**PROBLEM:** Your task is to transcribe all of the records exactly and leave out the pictures.

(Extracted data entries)
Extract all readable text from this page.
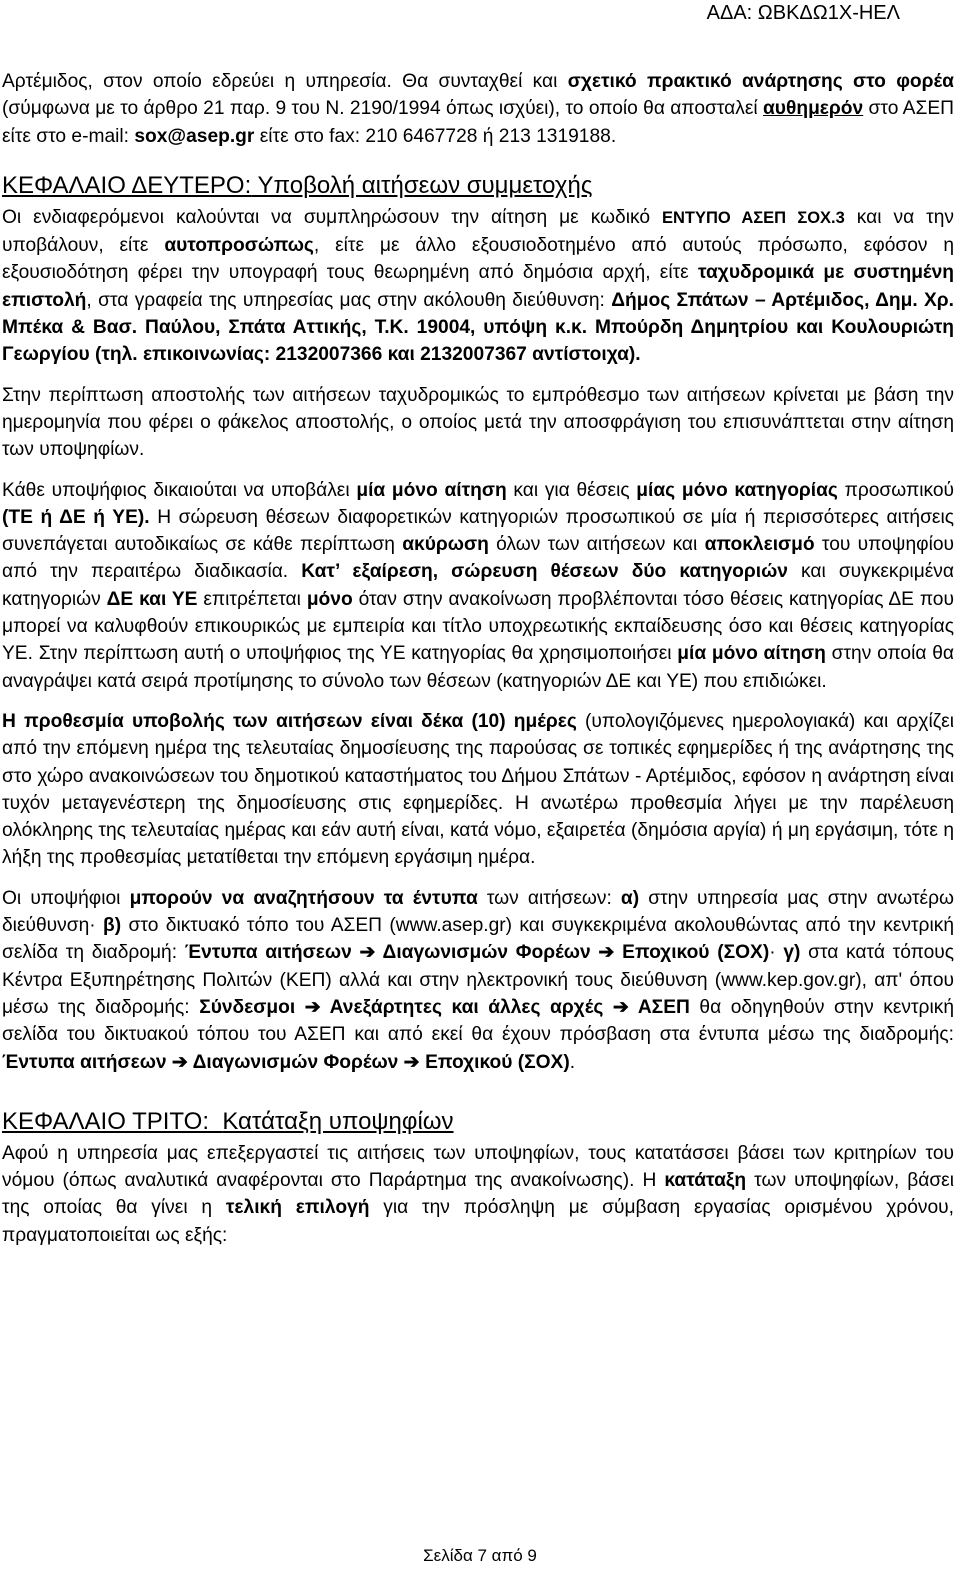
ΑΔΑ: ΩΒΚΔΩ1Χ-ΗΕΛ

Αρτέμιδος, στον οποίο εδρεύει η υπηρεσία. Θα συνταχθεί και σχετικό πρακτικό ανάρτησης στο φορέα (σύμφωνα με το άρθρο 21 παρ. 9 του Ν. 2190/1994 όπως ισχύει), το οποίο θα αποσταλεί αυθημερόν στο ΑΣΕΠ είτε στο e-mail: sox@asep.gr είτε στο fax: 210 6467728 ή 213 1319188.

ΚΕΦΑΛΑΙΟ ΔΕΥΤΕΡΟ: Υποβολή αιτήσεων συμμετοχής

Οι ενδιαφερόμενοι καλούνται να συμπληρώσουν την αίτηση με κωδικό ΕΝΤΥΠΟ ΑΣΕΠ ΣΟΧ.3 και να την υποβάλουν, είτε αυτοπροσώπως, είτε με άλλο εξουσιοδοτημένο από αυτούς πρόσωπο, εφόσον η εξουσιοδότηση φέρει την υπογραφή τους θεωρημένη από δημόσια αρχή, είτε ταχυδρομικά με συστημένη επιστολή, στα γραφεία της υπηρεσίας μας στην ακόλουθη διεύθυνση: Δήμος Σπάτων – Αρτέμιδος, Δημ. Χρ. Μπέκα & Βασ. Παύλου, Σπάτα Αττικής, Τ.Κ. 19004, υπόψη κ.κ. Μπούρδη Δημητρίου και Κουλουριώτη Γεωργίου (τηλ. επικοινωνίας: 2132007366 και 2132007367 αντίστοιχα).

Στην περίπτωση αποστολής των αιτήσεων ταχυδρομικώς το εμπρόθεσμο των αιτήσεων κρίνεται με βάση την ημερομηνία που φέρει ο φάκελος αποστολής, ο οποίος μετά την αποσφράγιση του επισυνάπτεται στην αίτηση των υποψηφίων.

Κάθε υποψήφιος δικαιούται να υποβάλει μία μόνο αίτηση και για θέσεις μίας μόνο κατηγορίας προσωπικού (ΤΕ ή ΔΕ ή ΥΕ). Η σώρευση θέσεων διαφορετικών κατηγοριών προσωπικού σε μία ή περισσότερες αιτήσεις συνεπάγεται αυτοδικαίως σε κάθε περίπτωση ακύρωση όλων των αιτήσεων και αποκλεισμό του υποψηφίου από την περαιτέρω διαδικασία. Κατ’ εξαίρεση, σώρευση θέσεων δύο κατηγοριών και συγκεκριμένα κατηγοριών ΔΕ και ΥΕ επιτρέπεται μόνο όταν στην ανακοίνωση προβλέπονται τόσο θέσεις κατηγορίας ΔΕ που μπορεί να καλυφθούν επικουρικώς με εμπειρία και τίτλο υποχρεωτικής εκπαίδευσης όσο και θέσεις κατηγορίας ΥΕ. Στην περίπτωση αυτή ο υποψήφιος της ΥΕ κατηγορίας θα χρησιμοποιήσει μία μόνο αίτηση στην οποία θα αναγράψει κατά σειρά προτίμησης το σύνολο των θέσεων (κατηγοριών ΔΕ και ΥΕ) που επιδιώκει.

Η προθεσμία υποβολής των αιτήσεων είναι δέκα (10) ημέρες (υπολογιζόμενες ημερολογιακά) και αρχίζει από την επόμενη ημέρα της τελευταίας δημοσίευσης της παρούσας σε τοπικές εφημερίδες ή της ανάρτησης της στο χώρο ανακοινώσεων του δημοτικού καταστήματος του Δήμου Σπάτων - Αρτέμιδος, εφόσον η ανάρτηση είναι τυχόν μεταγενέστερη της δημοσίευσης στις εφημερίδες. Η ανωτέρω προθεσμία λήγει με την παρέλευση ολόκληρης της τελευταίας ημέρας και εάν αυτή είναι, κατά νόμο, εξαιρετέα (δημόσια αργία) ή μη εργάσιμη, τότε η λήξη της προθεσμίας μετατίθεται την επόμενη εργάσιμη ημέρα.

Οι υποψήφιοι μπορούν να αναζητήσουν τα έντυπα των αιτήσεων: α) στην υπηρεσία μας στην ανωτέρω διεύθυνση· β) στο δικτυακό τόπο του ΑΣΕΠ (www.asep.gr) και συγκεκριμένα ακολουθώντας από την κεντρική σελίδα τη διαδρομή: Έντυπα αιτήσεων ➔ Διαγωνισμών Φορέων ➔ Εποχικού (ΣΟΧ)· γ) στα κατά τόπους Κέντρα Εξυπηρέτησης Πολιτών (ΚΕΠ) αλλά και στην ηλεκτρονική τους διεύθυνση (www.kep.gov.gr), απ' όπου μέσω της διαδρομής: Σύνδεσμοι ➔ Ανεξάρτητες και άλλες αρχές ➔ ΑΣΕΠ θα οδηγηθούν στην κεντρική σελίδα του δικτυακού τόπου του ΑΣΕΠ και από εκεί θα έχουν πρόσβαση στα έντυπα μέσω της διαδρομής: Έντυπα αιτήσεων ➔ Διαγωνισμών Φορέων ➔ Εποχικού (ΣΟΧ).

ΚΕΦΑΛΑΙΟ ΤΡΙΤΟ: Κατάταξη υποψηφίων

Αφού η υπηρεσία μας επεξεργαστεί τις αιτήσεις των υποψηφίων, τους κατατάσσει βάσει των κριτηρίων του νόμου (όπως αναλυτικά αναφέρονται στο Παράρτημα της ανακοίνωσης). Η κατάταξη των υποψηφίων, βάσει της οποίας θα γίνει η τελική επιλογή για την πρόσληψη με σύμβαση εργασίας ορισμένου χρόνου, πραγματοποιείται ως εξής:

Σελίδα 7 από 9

**THE ANSWER:**
Extract all readable text from this page.
ΑΔΑ: ΩΒΚΔΩ1Χ-ΗΕΛ

Αρτέμιδος, στον οποίο εδρεύει η υπηρεσία. Θα συνταχθεί και σχετικό πρακτικό ανάρτησης στο φορέα (σύμφωνα με το άρθρο 21 παρ. 9 του Ν. 2190/1994 όπως ισχύει), το οποίο θα αποσταλεί αυθημερόν στο ΑΣΕΠ είτε στο e-mail: sox@asep.gr είτε στο fax: 210 6467728 ή 213 1319188.

ΚΕΦΑΛΑΙΟ ΔΕΥΤΕΡΟ: Υποβολή αιτήσεων συμμετοχής

Οι ενδιαφερόμενοι καλούνται να συμπληρώσουν την αίτηση με κωδικό ΕΝΤΥΠΟ ΑΣΕΠ ΣΟΧ.3 και να την υποβάλουν, είτε αυτοπροσώπως, είτε με άλλο εξουσιοδοτημένο από αυτούς πρόσωπο, εφόσον η εξουσιοδότηση φέρει την υπογραφή τους θεωρημένη από δημόσια αρχή, είτε ταχυδρομικά με συστημένη επιστολή, στα γραφεία της υπηρεσίας μας στην ακόλουθη διεύθυνση: Δήμος Σπάτων – Αρτέμιδος, Δημ. Χρ. Μπέκα & Βασ. Παύλου, Σπάτα Αττικής, Τ.Κ. 19004, υπόψη κ.κ. Μπούρδη Δημητρίου και Κουλουριώτη Γεωργίου (τηλ. επικοινωνίας: 2132007366 και 2132007367 αντίστοιχα).

Στην περίπτωση αποστολής των αιτήσεων ταχυδρομικώς το εμπρόθεσμο των αιτήσεων κρίνεται με βάση την ημερομηνία που φέρει ο φάκελος αποστολής, ο οποίος μετά την αποσφράγιση του επισυνάπτεται στην αίτηση των υποψηφίων.

Κάθε υποψήφιος δικαιούται να υποβάλει μία μόνο αίτηση και για θέσεις μίας μόνο κατηγορίας προσωπικού (ΤΕ ή ΔΕ ή ΥΕ). Η σώρευση θέσεων διαφορετικών κατηγοριών προσωπικού σε μία ή περισσότερες αιτήσεις συνεπάγεται αυτοδικαίως σε κάθε περίπτωση ακύρωση όλων των αιτήσεων και αποκλεισμό του υποψηφίου από την περαιτέρω διαδικασία. Κατ’ εξαίρεση, σώρευση θέσεων δύο κατηγοριών και συγκεκριμένα κατηγοριών ΔΕ και ΥΕ επιτρέπεται μόνο όταν στην ανακοίνωση προβλέπονται τόσο θέσεις κατηγορίας ΔΕ που μπορεί να καλυφθούν επικουρικώς με εμπειρία και τίτλο υποχρεωτικής εκπαίδευσης όσο και θέσεις κατηγορίας ΥΕ. Στην περίπτωση αυτή ο υποψήφιος της ΥΕ κατηγορίας θα χρησιμοποιήσει μία μόνο αίτηση στην οποία θα αναγράψει κατά σειρά προτίμησης το σύνολο των θέσεων (κατηγοριών ΔΕ και ΥΕ) που επιδιώκει.

Η προθεσμία υποβολής των αιτήσεων είναι δέκα (10) ημέρες (υπολογιζόμενες ημερολογιακά) και αρχίζει από την επόμενη ημέρα της τελευταίας δημοσίευσης της παρούσας σε τοπικές εφημερίδες ή της ανάρτησης της στο χώρο ανακοινώσεων του δημοτικού καταστήματος του Δήμου Σπάτων - Αρτέμιδος, εφόσον η ανάρτηση είναι τυχόν μεταγενέστερη της δημοσίευσης στις εφημερίδες. Η ανωτέρω προθεσμία λήγει με την παρέλευση ολόκληρης της τελευταίας ημέρας και εάν αυτή είναι, κατά νόμο, εξαιρετέα (δημόσια αργία) ή μη εργάσιμη, τότε η λήξη της προθεσμίας μετατίθεται την επόμενη εργάσιμη ημέρα.

Οι υποψήφιοι μπορούν να αναζητήσουν τα έντυπα των αιτήσεων: α) στην υπηρεσία μας στην ανωτέρω διεύθυνση· β) στο δικτυακό τόπο του ΑΣΕΠ (www.asep.gr) και συγκεκριμένα ακολουθώντας από την κεντρική σελίδα τη διαδρομή: Έντυπα αιτήσεων ➔ Διαγωνισμών Φορέων ➔ Εποχικού (ΣΟΧ)· γ) στα κατά τόπους Κέντρα Εξυπηρέτησης Πολιτών (ΚΕΠ) αλλά και στην ηλεκτρονική τους διεύθυνση (www.kep.gov.gr), απ' όπου μέσω της διαδρομής: Σύνδεσμοι ➔ Ανεξάρτητες και άλλες αρχές ➔ ΑΣΕΠ θα οδηγηθούν στην κεντρική σελίδα του δικτυακού τόπου του ΑΣΕΠ και από εκεί θα έχουν πρόσβαση στα έντυπα μέσω της διαδρομής: Έντυπα αιτήσεων ➔ Διαγωνισμών Φορέων ➔ Εποχικού (ΣΟΧ).

ΚΕΦΑΛΑΙΟ ΤΡΙΤΟ: Κατάταξη υποψηφίων

Αφού η υπηρεσία μας επεξεργαστεί τις αιτήσεις των υποψηφίων, τους κατατάσσει βάσει των κριτηρίων του νόμου (όπως αναλυτικά αναφέρονται στο Παράρτημα της ανακοίνωσης). Η κατάταξη των υποψηφίων, βάσει της οποίας θα γίνει η τελική επιλογή για την πρόσληψη με σύμβαση εργασίας ορισμένου χρόνου, πραγματοποιείται ως εξής:

Σελίδα 7 από 9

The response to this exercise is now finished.